#### DATA EXCERPTS

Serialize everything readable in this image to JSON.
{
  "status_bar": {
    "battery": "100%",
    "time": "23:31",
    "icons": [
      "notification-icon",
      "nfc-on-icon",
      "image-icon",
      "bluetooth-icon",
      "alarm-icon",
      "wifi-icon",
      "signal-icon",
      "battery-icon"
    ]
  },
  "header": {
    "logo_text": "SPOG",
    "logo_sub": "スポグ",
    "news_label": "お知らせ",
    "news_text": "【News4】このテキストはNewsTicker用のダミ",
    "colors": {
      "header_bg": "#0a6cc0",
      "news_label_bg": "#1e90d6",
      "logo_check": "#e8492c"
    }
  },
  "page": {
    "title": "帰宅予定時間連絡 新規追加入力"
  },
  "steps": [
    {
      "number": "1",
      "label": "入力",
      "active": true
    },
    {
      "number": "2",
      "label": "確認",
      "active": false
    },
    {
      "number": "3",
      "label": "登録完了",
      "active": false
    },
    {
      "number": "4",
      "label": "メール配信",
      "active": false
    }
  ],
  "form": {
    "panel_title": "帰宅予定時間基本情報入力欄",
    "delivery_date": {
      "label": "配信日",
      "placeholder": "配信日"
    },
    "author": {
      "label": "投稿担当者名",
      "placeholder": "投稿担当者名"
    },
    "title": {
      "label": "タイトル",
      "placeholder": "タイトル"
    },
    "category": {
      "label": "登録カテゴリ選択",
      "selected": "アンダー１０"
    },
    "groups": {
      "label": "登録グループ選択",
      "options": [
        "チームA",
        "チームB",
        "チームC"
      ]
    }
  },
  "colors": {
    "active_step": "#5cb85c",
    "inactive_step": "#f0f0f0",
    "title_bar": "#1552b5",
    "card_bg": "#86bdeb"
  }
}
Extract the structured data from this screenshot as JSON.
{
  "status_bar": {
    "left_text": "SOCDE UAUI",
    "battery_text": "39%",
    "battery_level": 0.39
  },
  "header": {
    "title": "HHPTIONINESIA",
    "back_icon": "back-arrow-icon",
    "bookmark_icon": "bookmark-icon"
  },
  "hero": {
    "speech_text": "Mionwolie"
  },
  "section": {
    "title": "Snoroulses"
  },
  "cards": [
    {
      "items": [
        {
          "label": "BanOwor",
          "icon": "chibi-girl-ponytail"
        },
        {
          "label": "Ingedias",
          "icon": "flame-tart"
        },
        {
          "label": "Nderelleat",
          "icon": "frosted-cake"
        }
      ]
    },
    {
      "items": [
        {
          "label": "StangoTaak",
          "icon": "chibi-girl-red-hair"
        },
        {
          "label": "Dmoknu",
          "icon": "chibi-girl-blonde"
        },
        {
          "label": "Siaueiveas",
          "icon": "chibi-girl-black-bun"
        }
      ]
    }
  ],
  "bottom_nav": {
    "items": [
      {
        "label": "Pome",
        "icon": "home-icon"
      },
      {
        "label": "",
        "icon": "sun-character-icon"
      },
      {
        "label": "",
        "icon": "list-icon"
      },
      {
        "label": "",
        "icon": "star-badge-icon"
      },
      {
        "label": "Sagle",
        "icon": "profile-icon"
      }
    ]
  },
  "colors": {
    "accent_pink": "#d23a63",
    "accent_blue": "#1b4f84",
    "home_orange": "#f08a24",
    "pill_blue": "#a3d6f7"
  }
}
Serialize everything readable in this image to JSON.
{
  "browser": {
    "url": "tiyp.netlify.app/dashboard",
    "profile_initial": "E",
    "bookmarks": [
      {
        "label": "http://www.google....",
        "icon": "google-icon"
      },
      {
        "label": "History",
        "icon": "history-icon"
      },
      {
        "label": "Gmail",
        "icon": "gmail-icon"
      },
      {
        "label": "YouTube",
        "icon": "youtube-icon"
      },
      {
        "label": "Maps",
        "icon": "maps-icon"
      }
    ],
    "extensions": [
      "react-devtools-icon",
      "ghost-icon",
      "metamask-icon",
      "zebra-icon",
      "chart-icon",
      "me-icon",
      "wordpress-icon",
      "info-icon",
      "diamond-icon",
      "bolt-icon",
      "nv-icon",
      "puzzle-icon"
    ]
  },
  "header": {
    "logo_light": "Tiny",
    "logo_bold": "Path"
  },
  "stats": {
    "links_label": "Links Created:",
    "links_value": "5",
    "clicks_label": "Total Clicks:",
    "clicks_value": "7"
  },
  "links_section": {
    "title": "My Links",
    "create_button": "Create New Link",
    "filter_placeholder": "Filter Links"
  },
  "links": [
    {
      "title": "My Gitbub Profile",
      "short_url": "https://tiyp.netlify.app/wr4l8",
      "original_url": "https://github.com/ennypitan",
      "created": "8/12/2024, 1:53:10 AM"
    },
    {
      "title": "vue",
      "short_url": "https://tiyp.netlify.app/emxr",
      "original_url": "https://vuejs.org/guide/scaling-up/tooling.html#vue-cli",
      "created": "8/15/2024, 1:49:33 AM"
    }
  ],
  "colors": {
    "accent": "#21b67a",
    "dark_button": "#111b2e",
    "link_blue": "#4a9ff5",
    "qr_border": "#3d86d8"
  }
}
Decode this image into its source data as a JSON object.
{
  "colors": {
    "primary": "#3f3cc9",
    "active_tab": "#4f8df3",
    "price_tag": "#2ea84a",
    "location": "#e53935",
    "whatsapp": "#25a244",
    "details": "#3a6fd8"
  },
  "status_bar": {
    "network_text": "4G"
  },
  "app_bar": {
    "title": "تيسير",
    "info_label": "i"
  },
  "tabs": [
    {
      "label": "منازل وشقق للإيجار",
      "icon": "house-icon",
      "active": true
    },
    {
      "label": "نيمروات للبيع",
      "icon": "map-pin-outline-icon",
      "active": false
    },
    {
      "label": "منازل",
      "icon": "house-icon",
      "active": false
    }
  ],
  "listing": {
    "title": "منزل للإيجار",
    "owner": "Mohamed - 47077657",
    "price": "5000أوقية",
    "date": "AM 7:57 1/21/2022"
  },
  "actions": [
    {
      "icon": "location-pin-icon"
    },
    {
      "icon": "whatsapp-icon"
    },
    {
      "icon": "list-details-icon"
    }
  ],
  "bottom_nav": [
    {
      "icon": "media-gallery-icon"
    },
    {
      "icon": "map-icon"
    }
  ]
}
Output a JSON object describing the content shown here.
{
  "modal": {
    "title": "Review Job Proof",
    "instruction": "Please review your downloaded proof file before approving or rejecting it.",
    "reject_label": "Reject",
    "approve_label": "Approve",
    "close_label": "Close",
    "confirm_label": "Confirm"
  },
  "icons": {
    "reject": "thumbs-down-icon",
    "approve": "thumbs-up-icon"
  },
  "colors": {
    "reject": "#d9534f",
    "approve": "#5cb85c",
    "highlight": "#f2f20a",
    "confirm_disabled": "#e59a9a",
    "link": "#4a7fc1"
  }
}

########

* _DESCRIPTION OF THE TASK_
Look through the entries above. Extract each line with the word "whatsapp".

* _THE ANSWER_
    "whatsapp": "#25a244",
      "icon": "whatsapp-icon"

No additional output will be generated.